> _Problem description_: What lines of the data include the string "name"? Copy them all.

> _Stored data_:
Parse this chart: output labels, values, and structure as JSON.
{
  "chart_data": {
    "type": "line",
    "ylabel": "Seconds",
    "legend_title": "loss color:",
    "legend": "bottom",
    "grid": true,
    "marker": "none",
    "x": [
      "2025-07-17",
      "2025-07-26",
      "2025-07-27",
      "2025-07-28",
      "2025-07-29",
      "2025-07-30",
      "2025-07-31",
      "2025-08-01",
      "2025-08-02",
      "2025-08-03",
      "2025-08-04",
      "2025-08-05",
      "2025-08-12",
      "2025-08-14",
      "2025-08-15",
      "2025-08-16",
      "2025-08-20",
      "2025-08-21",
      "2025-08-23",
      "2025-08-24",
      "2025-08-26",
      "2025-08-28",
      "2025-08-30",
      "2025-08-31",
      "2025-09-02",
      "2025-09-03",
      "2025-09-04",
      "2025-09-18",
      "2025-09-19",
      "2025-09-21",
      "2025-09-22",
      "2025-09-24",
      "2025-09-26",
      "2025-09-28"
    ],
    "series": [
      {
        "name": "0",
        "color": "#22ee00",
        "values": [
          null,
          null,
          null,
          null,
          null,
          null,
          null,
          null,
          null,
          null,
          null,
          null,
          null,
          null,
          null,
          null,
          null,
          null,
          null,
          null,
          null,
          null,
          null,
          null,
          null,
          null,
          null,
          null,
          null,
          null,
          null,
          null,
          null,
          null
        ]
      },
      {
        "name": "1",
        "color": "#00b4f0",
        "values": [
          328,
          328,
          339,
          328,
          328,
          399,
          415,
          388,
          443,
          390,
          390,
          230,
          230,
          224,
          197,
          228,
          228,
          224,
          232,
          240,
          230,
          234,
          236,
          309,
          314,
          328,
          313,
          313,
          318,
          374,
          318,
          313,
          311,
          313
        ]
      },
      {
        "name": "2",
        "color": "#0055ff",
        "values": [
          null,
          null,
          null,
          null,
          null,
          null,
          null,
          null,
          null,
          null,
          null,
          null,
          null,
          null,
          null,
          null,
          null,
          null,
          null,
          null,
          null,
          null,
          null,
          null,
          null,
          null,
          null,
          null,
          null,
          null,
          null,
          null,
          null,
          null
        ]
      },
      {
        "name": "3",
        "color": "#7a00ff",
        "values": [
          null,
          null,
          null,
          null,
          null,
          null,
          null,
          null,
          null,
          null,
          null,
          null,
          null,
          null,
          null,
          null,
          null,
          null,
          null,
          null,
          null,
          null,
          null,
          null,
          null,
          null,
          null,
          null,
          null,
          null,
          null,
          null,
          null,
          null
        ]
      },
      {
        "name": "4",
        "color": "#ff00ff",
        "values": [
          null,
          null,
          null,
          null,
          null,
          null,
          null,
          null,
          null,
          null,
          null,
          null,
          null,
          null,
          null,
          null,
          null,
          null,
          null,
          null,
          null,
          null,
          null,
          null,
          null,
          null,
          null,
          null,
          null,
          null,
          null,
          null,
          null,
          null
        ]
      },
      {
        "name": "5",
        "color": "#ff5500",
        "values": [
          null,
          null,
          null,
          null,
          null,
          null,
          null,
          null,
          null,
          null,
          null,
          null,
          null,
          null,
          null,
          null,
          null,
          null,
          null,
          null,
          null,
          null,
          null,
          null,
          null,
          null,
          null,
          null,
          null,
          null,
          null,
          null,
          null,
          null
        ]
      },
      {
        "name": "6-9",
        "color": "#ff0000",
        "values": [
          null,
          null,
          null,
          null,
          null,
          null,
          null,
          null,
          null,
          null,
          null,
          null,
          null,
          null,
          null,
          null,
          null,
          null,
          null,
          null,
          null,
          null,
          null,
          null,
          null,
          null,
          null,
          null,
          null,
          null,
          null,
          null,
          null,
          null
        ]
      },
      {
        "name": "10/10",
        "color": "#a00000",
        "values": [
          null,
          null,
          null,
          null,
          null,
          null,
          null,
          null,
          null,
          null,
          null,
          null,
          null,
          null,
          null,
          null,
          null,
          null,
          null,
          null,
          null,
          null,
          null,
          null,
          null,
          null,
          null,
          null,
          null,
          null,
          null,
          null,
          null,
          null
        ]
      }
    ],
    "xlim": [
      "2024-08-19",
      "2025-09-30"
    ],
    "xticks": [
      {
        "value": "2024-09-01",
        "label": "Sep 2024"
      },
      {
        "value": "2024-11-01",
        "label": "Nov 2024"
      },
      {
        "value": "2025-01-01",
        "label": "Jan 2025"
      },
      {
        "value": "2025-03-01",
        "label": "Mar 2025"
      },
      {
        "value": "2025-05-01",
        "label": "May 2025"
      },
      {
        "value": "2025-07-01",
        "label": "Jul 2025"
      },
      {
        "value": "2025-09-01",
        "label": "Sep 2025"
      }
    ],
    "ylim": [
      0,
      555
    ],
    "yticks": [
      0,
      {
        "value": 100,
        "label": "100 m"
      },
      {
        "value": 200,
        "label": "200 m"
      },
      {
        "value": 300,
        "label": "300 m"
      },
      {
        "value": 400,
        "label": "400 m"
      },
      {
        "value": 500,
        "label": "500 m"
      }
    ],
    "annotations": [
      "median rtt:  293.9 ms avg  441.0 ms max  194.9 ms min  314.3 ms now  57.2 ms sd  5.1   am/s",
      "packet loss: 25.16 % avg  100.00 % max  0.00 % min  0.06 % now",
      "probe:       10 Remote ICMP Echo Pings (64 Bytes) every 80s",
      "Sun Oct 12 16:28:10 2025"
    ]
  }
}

> _Solution to the exercise_:
        "name": "0",
        "name": "1",
        "name": "2",
        "name": "3",
        "name": "4",
        "name": "5",
        "name": "6-9",
        "name": "10/10",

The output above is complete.